*Excerpted passage*
Fishy Behavior

GOLDFISH

“This is the fish bowl where we watched a goldfish named Pepper swim around and around in the same direction for nine years…Here’s a word of advice, son: Every once in a while, swim in the other direction.

Andy Sturt

These words of fatherly wisdom were delivered at a high school senior class capping ceremony. All of us who were bestowed with the honor of capping a graduate were given a couple of minutes to offer our sentimental reflections, our praise, our encouragement, and our guiding counsel.

When Andy and Maria Sturt took the stage to honor their son, Ryan, they worked the stage like seasoned theater performers. (I would find out later that they are seasoned theater performers.) They even employed stage props to reinforce their message. Brilliant. Obviously, the fish bowl stuck with me. After they crisply worked through their prop-supported routine, blending lighthearted humor, familial sentiment and sound counsel, they exited the stage to hearty applause.

Suddenly, I wanted to take another crack at my presentation. I didn’t know we could be funny. I didn’t know we could use props. Still, I couldn’t help chuckling to myself about Pepper the goldfish swimming in circles until he developed a kink in his side.

I mean, I thought that was funny—until I started feeling kind of fishy. As I began to recognize myself in that goldfish, my chuckling started to feel a little uncomfortable.

I’ve been swimming around in a certain set of circumstances for nearly nine years now. As I swim in circles, the scenery never changes. There’s the plastic seaweed, the treasure chest, and the rock.

Seaweed, chest, rock.

Seaweed, chest, rock.

Seaweed, chest, rock.

Around and around I go, with a gravel floor underneath me and a glass barrier surrounding me. I keep circling and circling, looking for a way out, but feeling hemmed in. While swimming loop after loop, I’m searching for clues, surveying my surroundings, seeking to make some new discovery that will lead to my escape.

Seaweed, chest, rock.

It suddenly occurred to me that the fish bowl that confines me is not my set of circumstances, but my response to those circumstances. In my heart there is an invisible barrier that leaves me feeling trapped and isolated. The glass enclosure says there is no hope on the inside, and no help from the outside.

But the fish bowl doesn’t really exist. It’s a deceitful suggestion of the enemy.When we believe the lie, we start swimming in circles, getting caught up in our own circular current.

To swim differently is a matter of seeing differently. We have to stop seeing barriers that are not there, and start seeing the invisible God who is there. Faith radically changes our view of things because we not only see the seaweed, the chest, and the rock, but we see Him.

*Set exercise A*
Summarize the essay "Fishy Behavior" in two sentences.
*Set exercise B*
Translate this sentence from the essay "Fishy Behavior" into Spanish: "To swim differently is a matter of seeing differently."
*Set exercise C*
In the essay "Fishy Behavior," which three objects does the writer see over and over while swimming in circles?

*Data provided*
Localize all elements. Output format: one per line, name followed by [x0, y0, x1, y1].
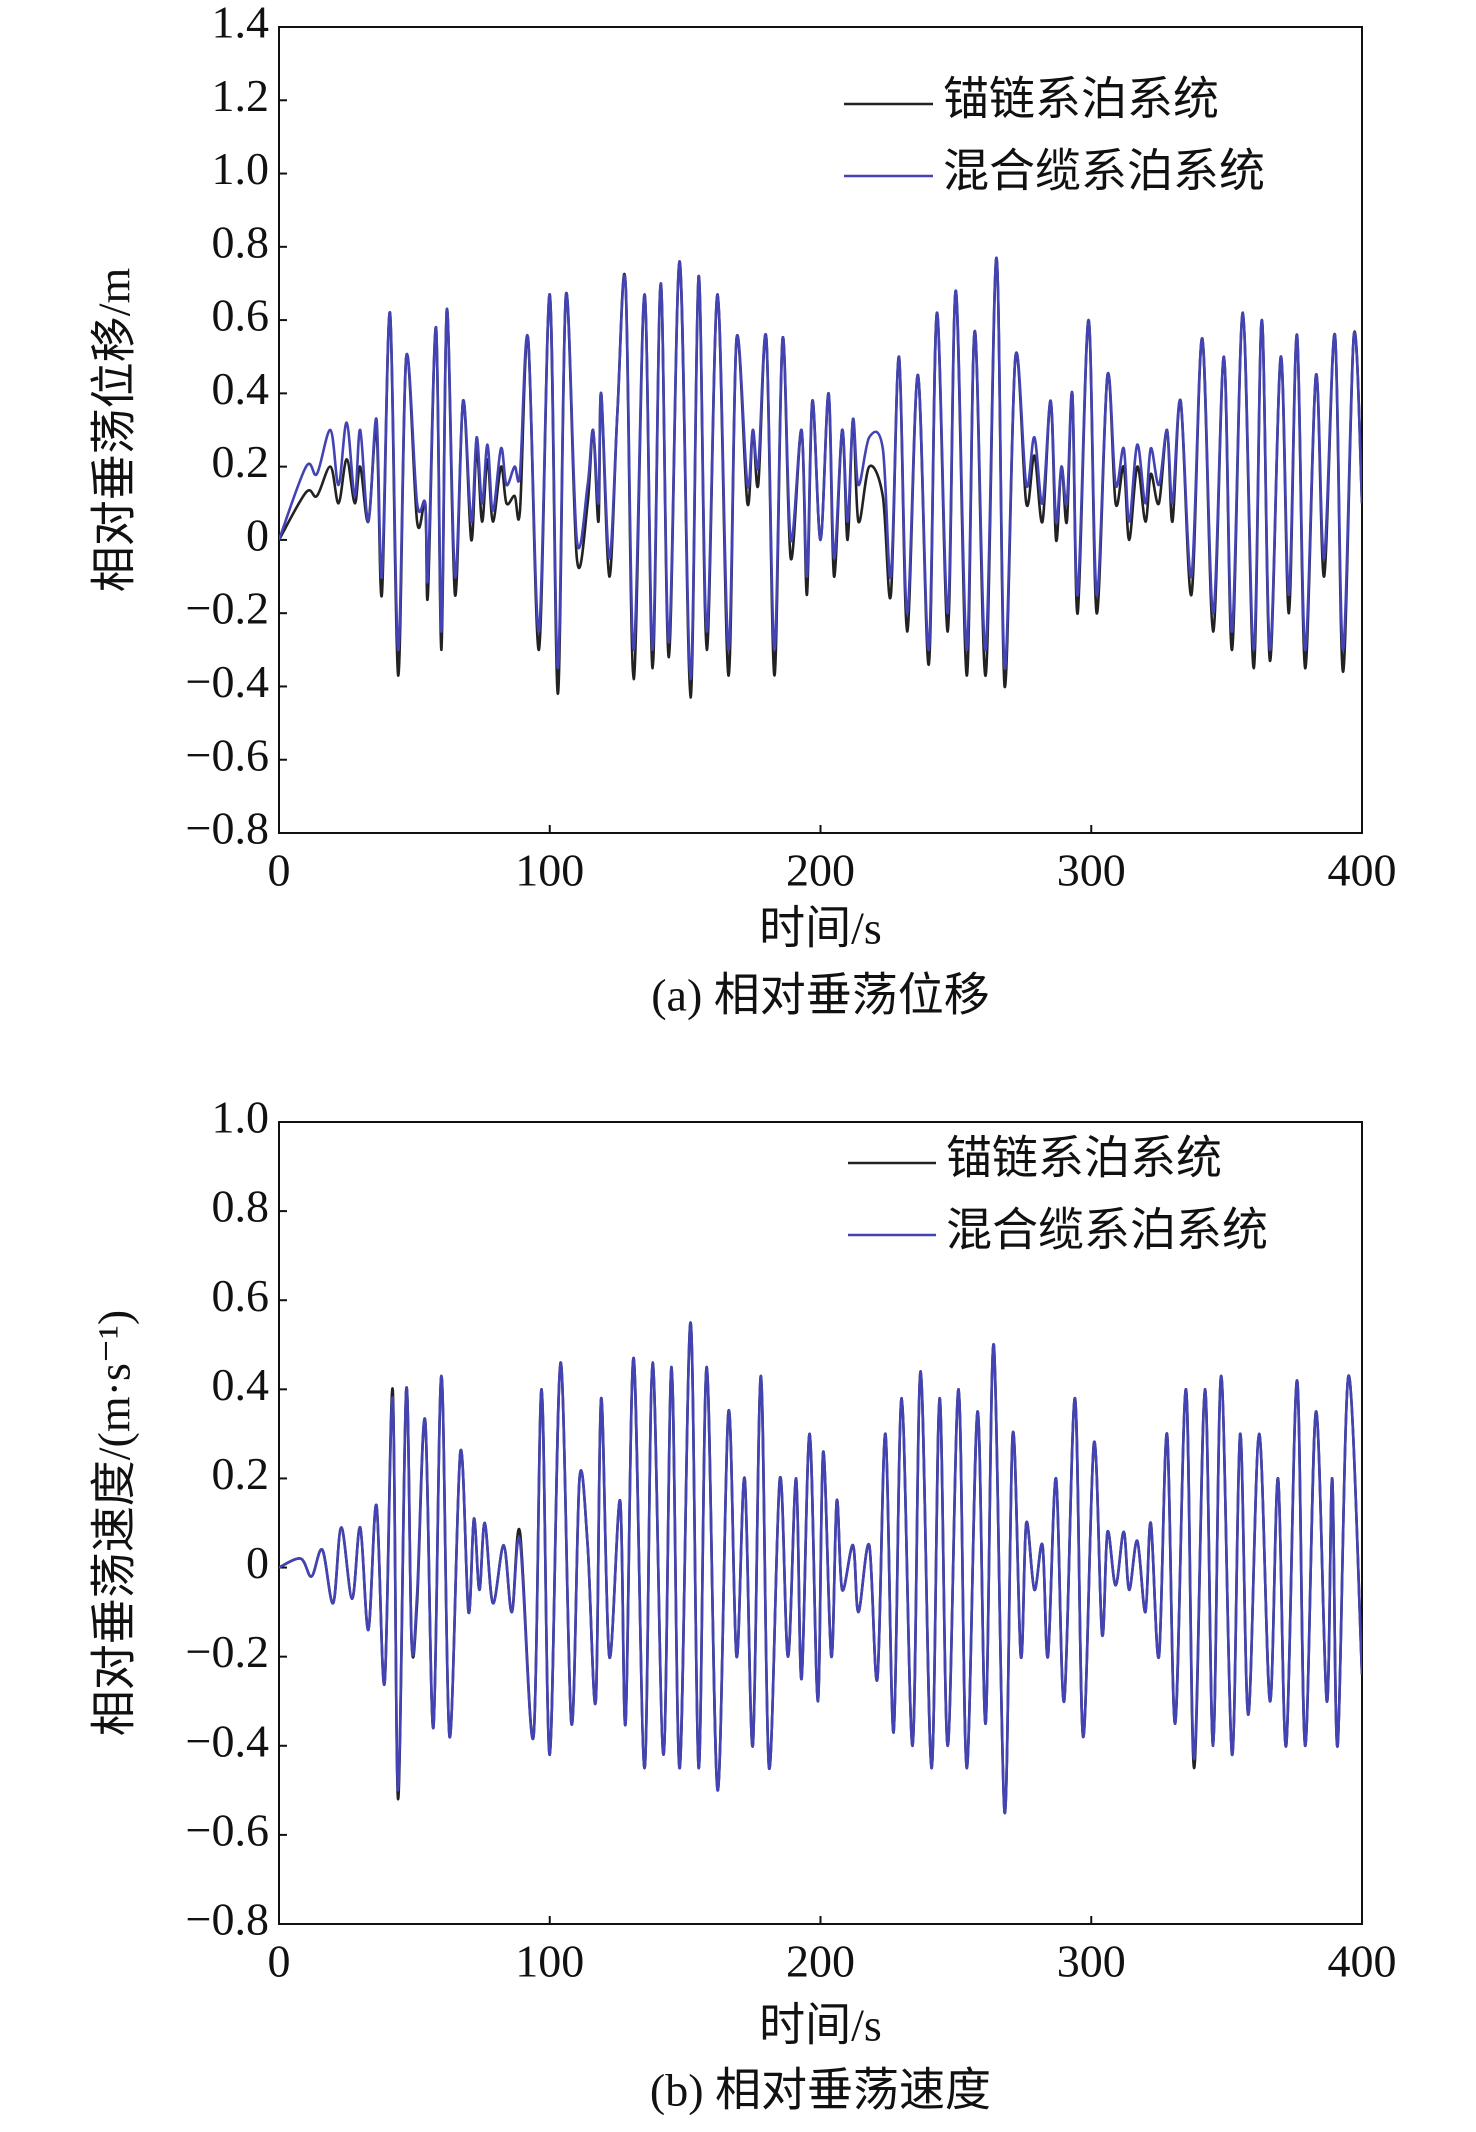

*Full solution A*
At a high school senior capping ceremony, Andy and Maria Sturt used a fish bowl as a prop to advise their son to swim in the other direction every once in a while, recalling a goldfish named Pepper that swam the same way for nine years. The writer came to recognize themself in that goldfish and concludes that the confining bowl is their response to circumstances, a barrier overcome when faith lets one see the invisible God.

*Full solution B*
Nadar de manera diferente es cuestión de ver de manera diferente.

*Full solution C*
The plastic seaweed, the treasure chest, and the rock.